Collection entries
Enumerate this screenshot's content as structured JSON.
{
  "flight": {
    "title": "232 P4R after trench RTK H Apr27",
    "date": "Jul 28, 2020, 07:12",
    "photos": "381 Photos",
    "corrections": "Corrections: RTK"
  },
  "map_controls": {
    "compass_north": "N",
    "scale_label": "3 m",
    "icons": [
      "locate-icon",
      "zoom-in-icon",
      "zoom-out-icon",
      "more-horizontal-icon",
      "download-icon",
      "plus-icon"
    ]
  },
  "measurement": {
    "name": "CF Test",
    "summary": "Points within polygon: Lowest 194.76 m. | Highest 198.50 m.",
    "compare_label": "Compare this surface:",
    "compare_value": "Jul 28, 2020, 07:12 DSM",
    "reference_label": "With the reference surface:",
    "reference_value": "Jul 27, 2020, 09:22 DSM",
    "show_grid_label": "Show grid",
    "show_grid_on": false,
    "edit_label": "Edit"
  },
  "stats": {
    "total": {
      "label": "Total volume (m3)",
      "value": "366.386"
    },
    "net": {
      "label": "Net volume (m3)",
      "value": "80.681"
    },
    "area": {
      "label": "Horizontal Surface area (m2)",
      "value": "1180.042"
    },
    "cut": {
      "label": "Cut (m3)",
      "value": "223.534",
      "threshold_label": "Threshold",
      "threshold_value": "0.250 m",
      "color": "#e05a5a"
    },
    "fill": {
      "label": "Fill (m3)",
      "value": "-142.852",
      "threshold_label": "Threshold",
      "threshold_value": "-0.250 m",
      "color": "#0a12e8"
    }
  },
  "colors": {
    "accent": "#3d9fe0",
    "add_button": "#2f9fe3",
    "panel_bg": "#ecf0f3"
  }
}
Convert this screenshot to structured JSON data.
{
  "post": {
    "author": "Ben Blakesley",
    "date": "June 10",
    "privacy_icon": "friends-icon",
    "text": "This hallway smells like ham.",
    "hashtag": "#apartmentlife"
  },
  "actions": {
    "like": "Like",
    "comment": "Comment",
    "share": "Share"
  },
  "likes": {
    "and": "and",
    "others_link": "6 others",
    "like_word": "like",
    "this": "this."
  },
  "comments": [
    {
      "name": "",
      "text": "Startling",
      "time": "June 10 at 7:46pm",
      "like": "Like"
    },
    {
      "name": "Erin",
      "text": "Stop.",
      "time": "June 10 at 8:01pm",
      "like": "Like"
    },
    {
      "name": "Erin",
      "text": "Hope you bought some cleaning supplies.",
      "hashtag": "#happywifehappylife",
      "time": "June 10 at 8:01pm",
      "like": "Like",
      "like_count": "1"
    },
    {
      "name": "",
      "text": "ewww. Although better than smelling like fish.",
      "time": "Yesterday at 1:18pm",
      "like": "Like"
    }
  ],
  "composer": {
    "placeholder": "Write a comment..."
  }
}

• _YOUR TASK_
Output the records exactly, including every line.

• _WORKED ANSWER_
Enumerate this screenshot's content as structured JSON.
{
  "flight": {
    "title": "232 P4R after trench RTK H Apr27",
    "date": "Jul 28, 2020, 07:12",
    "photos": "381 Photos",
    "corrections": "Corrections: RTK"
  },
  "map_controls": {
    "compass_north": "N",
    "scale_label": "3 m",
    "icons": [
      "locate-icon",
      "zoom-in-icon",
      "zoom-out-icon",
      "more-horizontal-icon",
      "download-icon",
      "plus-icon"
    ]
  },
  "measurement": {
    "name": "CF Test",
    "summary": "Points within polygon: Lowest 194.76 m. | Highest 198.50 m.",
    "compare_label": "Compare this surface:",
    "compare_value": "Jul 28, 2020, 07:12 DSM",
    "reference_label": "With the reference surface:",
    "reference_value": "Jul 27, 2020, 09:22 DSM",
    "show_grid_label": "Show grid",
    "show_grid_on": false,
    "edit_label": "Edit"
  },
  "stats": {
    "total": {
      "label": "Total volume (m3)",
      "value": "366.386"
    },
    "net": {
      "label": "Net volume (m3)",
      "value": "80.681"
    },
    "area": {
      "label": "Horizontal Surface area (m2)",
      "value": "1180.042"
    },
    "cut": {
      "label": "Cut (m3)",
      "value": "223.534",
      "threshold_label": "Threshold",
      "threshold_value": "0.250 m",
      "color": "#e05a5a"
    },
    "fill": {
      "label": "Fill (m3)",
      "value": "-142.852",
      "threshold_label": "Threshold",
      "threshold_value": "-0.250 m",
      "color": "#0a12e8"
    }
  },
  "colors": {
    "accent": "#3d9fe0",
    "add_button": "#2f9fe3",
    "panel_bg": "#ecf0f3"
  }
}
Convert this screenshot to structured JSON data.
{
  "post": {
    "author": "Ben Blakesley",
    "date": "June 10",
    "privacy_icon": "friends-icon",
    "text": "This hallway smells like ham.",
    "hashtag": "#apartmentlife"
  },
  "actions": {
    "like": "Like",
    "comment": "Comment",
    "share": "Share"
  },
  "likes": {
    "and": "and",
    "others_link": "6 others",
    "like_word": "like",
    "this": "this."
  },
  "comments": [
    {
      "name": "",
      "text": "Startling",
      "time": "June 10 at 7:46pm",
      "like": "Like"
    },
    {
      "name": "Erin",
      "text": "Stop.",
      "time": "June 10 at 8:01pm",
      "like": "Like"
    },
    {
      "name": "Erin",
      "text": "Hope you bought some cleaning supplies.",
      "hashtag": "#happywifehappylife",
      "time": "June 10 at 8:01pm",
      "like": "Like",
      "like_count": "1"
    },
    {
      "name": "",
      "text": "ewww. Although better than smelling like fish.",
      "time": "Yesterday at 1:18pm",
      "like": "Like"
    }
  ],
  "composer": {
    "placeholder": "Write a comment..."
  }
}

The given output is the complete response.